DIRECTION :: Skip the pictures. Reproduce all other material exactly.

(Figure data in JSON)
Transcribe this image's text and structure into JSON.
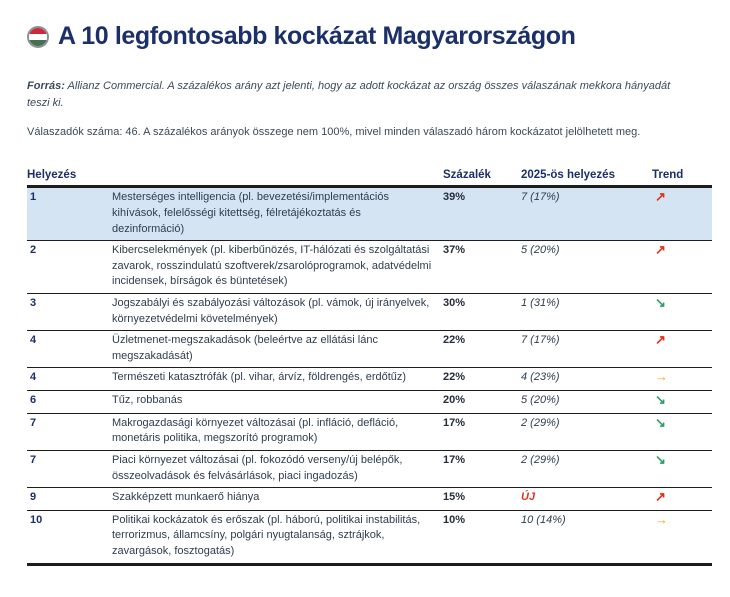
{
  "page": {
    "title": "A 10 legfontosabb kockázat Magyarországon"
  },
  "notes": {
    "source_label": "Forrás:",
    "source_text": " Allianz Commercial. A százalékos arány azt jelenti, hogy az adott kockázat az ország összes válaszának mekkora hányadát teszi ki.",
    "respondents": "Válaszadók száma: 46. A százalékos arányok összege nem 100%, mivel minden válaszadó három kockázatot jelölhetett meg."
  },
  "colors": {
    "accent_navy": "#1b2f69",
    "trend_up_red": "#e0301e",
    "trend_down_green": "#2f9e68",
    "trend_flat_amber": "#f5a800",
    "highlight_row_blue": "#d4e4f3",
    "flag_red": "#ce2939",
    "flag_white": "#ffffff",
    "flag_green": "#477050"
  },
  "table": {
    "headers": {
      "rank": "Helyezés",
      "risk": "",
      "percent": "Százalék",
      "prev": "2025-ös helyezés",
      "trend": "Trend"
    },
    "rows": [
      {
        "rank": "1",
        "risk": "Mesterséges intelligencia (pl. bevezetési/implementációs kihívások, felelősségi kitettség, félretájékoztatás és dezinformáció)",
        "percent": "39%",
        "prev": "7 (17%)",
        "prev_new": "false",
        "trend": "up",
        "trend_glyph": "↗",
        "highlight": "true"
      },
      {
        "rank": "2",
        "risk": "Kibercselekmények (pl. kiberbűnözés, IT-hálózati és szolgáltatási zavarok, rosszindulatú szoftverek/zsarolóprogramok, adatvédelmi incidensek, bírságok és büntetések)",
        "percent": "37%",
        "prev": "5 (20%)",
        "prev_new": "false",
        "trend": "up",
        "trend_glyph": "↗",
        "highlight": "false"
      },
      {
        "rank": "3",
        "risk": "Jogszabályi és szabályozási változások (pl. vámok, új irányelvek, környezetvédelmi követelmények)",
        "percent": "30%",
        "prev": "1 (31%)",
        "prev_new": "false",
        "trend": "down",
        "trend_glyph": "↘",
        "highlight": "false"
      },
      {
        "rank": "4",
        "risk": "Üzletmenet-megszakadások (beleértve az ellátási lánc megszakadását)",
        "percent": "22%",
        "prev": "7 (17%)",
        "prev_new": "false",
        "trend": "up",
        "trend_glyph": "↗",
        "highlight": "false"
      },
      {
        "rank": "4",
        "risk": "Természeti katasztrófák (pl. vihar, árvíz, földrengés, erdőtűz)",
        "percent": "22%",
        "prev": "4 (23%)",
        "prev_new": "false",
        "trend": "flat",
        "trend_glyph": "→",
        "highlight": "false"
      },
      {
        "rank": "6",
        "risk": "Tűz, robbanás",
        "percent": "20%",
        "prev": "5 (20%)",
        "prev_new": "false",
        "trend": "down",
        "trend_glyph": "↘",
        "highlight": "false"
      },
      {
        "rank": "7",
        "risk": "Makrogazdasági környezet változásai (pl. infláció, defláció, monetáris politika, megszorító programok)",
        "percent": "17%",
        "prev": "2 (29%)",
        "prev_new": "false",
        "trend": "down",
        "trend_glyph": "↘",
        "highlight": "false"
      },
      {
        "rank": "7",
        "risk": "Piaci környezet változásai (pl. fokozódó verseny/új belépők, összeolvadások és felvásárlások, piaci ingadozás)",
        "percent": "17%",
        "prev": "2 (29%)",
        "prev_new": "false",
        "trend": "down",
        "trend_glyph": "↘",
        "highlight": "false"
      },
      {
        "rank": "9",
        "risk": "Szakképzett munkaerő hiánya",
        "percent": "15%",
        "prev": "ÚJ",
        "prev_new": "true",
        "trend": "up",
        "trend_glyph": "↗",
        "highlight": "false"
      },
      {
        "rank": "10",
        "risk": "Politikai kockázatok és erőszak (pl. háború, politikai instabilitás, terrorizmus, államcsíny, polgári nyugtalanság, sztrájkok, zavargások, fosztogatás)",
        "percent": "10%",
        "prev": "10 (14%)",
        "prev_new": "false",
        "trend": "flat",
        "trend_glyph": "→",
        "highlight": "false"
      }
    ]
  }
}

FULL SOLUTION ::
Transcribe this image's text and structure into JSON.
{
  "page": {
    "title": "A 10 legfontosabb kockázat Magyarországon"
  },
  "notes": {
    "source_label": "Forrás:",
    "source_text": " Allianz Commercial. A százalékos arány azt jelenti, hogy az adott kockázat az ország összes válaszának mekkora hányadát teszi ki.",
    "respondents": "Válaszadók száma: 46. A százalékos arányok összege nem 100%, mivel minden válaszadó három kockázatot jelölhetett meg."
  },
  "colors": {
    "accent_navy": "#1b2f69",
    "trend_up_red": "#e0301e",
    "trend_down_green": "#2f9e68",
    "trend_flat_amber": "#f5a800",
    "highlight_row_blue": "#d4e4f3",
    "flag_red": "#ce2939",
    "flag_white": "#ffffff",
    "flag_green": "#477050"
  },
  "table": {
    "headers": {
      "rank": "Helyezés",
      "risk": "",
      "percent": "Százalék",
      "prev": "2025-ös helyezés",
      "trend": "Trend"
    },
    "rows": [
      {
        "rank": "1",
        "risk": "Mesterséges intelligencia (pl. bevezetési/implementációs kihívások, felelősségi kitettség, félretájékoztatás és dezinformáció)",
        "percent": "39%",
        "prev": "7 (17%)",
        "prev_new": "false",
        "trend": "up",
        "trend_glyph": "↗",
        "highlight": "true"
      },
      {
        "rank": "2",
        "risk": "Kibercselekmények (pl. kiberbűnözés, IT-hálózati és szolgáltatási zavarok, rosszindulatú szoftverek/zsarolóprogramok, adatvédelmi incidensek, bírságok és büntetések)",
        "percent": "37%",
        "prev": "5 (20%)",
        "prev_new": "false",
        "trend": "up",
        "trend_glyph": "↗",
        "highlight": "false"
      },
      {
        "rank": "3",
        "risk": "Jogszabályi és szabályozási változások (pl. vámok, új irányelvek, környezetvédelmi követelmények)",
        "percent": "30%",
        "prev": "1 (31%)",
        "prev_new": "false",
        "trend": "down",
        "trend_glyph": "↘",
        "highlight": "false"
      },
      {
        "rank": "4",
        "risk": "Üzletmenet-megszakadások (beleértve az ellátási lánc megszakadását)",
        "percent": "22%",
        "prev": "7 (17%)",
        "prev_new": "false",
        "trend": "up",
        "trend_glyph": "↗",
        "highlight": "false"
      },
      {
        "rank": "4",
        "risk": "Természeti katasztrófák (pl. vihar, árvíz, földrengés, erdőtűz)",
        "percent": "22%",
        "prev": "4 (23%)",
        "prev_new": "false",
        "trend": "flat",
        "trend_glyph": "→",
        "highlight": "false"
      },
      {
        "rank": "6",
        "risk": "Tűz, robbanás",
        "percent": "20%",
        "prev": "5 (20%)",
        "prev_new": "false",
        "trend": "down",
        "trend_glyph": "↘",
        "highlight": "false"
      },
      {
        "rank": "7",
        "risk": "Makrogazdasági környezet változásai (pl. infláció, defláció, monetáris politika, megszorító programok)",
        "percent": "17%",
        "prev": "2 (29%)",
        "prev_new": "false",
        "trend": "down",
        "trend_glyph": "↘",
        "highlight": "false"
      },
      {
        "rank": "7",
        "risk": "Piaci környezet változásai (pl. fokozódó verseny/új belépők, összeolvadások és felvásárlások, piaci ingadozás)",
        "percent": "17%",
        "prev": "2 (29%)",
        "prev_new": "false",
        "trend": "down",
        "trend_glyph": "↘",
        "highlight": "false"
      },
      {
        "rank": "9",
        "risk": "Szakképzett munkaerő hiánya",
        "percent": "15%",
        "prev": "ÚJ",
        "prev_new": "true",
        "trend": "up",
        "trend_glyph": "↗",
        "highlight": "false"
      },
      {
        "rank": "10",
        "risk": "Politikai kockázatok és erőszak (pl. háború, politikai instabilitás, terrorizmus, államcsíny, polgári nyugtalanság, sztrájkok, zavargások, fosztogatás)",
        "percent": "10%",
        "prev": "10 (14%)",
        "prev_new": "false",
        "trend": "flat",
        "trend_glyph": "→",
        "highlight": "false"
      }
    ]
  }
}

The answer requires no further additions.